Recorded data
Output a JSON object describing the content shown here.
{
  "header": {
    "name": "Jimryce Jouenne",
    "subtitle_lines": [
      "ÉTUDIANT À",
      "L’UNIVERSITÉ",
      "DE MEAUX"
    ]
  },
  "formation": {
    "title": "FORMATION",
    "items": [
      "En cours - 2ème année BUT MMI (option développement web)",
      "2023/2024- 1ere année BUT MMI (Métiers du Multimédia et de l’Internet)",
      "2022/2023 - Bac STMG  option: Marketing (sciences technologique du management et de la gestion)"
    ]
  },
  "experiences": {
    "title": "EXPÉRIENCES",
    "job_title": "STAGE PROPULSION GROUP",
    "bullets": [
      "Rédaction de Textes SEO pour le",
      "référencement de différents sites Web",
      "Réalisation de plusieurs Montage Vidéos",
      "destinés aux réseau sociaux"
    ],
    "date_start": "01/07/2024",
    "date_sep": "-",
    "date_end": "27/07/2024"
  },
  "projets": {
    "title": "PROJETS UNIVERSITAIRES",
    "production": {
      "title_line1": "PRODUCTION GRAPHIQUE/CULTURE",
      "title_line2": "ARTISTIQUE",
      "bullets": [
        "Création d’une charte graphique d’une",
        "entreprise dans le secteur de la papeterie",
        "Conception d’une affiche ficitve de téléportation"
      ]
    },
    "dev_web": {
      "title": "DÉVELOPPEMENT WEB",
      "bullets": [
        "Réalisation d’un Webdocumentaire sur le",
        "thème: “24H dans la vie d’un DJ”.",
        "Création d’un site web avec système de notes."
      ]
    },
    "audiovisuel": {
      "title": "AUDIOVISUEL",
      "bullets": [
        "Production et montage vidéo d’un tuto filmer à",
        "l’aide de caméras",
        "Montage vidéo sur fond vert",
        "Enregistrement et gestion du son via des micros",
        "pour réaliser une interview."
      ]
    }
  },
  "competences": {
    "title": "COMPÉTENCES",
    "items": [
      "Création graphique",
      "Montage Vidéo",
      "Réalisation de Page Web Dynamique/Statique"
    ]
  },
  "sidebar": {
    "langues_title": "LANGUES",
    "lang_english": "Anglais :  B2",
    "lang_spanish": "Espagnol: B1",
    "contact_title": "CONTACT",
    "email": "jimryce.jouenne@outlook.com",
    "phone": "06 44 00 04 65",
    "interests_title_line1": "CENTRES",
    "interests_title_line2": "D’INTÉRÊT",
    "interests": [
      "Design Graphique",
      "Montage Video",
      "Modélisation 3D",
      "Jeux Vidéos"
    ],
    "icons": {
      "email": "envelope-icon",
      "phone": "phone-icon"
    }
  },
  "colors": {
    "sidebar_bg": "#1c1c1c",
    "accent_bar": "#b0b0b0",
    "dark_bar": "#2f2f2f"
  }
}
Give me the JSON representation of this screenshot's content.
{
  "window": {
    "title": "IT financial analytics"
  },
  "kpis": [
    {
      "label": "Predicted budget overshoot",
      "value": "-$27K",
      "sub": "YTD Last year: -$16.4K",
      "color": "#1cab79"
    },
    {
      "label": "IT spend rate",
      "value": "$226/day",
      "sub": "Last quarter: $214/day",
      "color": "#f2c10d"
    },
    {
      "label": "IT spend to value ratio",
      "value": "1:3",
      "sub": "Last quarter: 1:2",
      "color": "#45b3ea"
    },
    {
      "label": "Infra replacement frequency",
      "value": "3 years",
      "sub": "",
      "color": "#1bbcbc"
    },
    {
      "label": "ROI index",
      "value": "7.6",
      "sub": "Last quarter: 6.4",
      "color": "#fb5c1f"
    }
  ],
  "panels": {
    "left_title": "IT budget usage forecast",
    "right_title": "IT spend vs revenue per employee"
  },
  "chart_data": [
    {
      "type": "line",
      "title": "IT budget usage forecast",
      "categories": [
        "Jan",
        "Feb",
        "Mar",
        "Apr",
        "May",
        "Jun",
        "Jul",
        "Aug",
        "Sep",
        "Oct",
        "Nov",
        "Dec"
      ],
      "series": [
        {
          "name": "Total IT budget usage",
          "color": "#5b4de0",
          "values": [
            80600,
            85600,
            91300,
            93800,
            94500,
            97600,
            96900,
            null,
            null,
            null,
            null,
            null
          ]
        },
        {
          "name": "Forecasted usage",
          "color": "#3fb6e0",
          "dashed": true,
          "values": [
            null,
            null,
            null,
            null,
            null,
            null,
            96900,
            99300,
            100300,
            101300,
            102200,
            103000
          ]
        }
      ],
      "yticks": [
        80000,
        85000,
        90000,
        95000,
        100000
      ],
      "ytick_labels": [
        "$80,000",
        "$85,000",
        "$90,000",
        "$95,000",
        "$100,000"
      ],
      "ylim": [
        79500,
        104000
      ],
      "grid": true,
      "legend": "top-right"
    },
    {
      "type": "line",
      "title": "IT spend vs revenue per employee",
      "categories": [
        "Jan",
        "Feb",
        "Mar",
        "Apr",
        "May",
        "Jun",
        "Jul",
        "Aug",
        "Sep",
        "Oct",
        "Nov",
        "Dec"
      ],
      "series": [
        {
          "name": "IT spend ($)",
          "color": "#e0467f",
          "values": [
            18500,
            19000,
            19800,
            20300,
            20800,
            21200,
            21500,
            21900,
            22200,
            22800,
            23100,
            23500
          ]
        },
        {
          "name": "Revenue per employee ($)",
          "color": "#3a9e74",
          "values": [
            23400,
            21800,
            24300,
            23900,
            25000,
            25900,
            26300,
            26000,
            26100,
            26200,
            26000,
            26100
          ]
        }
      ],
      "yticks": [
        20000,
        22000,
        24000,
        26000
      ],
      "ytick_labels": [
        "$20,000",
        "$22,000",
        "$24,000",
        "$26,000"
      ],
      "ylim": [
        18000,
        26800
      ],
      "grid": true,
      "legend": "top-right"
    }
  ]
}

_WHAT THIS TASK INVOLVES_: Using the entries above, find all lines with "name". Copy them.

_EXERCISE RESPONSE_:
    "name": "Jimryce Jouenne",
          "name": "Total IT budget usage",
          "name": "Forecasted usage",
          "name": "IT spend ($)",
          "name": "Revenue per employee ($)",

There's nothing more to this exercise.